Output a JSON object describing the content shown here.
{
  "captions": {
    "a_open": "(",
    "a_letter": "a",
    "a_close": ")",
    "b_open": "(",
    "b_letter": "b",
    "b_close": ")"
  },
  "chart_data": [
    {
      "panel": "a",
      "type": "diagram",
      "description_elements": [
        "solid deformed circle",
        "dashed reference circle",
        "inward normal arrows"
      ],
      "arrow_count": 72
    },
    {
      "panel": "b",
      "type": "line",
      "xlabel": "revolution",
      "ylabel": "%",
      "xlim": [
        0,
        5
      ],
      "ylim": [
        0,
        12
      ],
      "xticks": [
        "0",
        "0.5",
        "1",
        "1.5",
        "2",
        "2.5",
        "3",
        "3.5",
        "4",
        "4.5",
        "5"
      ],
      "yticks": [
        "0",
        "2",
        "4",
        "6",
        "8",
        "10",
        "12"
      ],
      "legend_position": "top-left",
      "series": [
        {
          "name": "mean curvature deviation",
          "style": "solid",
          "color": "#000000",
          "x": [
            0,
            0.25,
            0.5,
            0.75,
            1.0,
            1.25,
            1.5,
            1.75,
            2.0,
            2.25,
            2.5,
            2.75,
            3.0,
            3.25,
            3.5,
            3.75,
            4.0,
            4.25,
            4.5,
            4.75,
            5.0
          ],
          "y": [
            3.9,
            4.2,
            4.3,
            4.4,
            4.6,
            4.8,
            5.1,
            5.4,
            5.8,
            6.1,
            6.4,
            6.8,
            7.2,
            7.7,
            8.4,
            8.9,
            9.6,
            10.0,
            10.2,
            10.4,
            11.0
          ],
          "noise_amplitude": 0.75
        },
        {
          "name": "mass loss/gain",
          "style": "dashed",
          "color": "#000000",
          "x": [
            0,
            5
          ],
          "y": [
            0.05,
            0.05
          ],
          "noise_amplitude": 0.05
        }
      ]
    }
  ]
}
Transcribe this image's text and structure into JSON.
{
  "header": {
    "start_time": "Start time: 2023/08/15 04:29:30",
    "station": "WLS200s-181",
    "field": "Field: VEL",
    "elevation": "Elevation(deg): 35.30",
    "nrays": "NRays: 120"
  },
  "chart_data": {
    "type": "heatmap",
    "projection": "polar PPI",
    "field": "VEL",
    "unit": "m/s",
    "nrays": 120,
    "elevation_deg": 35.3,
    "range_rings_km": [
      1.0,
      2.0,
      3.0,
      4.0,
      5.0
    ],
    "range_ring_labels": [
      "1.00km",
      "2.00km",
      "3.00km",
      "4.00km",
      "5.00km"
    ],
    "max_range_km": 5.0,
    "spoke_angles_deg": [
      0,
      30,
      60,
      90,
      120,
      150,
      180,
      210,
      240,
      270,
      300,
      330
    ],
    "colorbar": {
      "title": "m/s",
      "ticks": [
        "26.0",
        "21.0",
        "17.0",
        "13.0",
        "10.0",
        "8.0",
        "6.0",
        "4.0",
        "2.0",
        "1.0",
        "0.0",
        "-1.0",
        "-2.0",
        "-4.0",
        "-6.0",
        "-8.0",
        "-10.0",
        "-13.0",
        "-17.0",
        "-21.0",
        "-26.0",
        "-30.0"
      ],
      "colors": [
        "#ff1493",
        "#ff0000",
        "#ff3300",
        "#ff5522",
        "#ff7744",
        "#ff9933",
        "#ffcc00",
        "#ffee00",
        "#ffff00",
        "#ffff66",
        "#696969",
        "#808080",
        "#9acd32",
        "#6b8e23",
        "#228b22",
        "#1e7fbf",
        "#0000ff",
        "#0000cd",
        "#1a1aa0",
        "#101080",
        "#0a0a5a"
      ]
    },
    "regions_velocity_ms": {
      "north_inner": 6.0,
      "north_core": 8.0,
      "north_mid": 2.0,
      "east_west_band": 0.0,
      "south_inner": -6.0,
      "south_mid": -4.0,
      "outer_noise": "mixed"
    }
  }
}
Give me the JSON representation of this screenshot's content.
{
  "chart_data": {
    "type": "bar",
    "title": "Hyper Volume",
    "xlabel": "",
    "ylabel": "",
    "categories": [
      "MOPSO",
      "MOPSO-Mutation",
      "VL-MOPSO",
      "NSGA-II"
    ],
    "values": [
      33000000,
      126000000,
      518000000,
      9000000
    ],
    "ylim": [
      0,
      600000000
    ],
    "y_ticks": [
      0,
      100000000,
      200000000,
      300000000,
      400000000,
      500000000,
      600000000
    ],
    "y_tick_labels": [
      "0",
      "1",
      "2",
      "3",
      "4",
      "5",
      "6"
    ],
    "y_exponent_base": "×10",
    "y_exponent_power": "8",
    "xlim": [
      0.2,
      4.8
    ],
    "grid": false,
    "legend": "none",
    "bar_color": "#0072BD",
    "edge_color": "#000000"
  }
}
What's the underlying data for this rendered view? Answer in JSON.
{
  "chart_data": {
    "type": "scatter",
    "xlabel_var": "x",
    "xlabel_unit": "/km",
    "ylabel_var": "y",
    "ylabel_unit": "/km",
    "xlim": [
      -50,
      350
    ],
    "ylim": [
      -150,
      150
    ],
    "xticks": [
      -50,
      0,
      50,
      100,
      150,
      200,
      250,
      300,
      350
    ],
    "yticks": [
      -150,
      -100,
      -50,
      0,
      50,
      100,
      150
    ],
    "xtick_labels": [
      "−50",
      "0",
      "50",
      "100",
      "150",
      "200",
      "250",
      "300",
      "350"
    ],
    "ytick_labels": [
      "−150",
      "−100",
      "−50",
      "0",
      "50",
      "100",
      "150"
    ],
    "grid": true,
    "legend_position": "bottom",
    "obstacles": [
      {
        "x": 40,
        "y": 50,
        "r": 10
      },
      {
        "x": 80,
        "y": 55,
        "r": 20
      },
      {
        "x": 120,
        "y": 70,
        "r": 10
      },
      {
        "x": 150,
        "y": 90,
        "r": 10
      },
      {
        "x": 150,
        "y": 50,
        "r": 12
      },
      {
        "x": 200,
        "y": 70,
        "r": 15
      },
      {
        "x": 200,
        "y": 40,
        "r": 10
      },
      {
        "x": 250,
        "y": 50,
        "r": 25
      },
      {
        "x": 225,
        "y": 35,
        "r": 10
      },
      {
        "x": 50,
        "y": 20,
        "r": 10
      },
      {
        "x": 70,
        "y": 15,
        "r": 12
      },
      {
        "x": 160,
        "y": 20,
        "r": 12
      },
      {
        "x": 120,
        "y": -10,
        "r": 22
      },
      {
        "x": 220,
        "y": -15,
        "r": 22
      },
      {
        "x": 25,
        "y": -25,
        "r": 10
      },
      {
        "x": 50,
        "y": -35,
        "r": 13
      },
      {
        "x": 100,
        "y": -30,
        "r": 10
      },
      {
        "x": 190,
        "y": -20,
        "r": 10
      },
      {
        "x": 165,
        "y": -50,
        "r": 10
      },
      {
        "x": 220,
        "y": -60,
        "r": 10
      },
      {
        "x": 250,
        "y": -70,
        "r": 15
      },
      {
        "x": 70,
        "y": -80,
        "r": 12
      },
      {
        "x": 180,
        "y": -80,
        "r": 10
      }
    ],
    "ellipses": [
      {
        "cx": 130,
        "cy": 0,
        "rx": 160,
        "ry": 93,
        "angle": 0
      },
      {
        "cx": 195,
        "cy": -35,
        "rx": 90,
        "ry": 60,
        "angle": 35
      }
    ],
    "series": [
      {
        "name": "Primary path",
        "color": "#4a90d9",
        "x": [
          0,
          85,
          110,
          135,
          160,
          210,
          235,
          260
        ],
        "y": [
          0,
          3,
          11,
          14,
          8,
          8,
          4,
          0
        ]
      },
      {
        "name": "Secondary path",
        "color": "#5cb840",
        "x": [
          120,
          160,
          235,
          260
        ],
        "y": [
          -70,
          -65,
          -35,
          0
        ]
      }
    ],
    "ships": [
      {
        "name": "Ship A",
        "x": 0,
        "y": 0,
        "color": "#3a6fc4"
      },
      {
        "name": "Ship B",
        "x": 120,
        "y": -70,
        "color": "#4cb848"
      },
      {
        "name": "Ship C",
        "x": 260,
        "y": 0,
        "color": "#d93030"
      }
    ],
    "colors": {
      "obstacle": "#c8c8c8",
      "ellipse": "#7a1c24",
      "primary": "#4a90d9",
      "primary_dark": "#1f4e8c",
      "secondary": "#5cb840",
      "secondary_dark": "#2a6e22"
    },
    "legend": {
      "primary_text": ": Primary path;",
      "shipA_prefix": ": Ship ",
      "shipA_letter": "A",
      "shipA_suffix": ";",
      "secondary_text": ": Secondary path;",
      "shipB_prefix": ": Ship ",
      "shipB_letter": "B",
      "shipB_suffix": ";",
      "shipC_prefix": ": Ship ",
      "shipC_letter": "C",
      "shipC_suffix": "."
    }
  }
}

**Aim of the exercise:**
Go over the data above and copy every line that has the word "name" in it.

**Problem solution:**
          "name": "mean curvature deviation",
          "name": "mass loss/gain",
        "name": "Primary path",
        "name": "Secondary path",
        "name": "Ship A",
        "name": "Ship B",
        "name": "Ship C",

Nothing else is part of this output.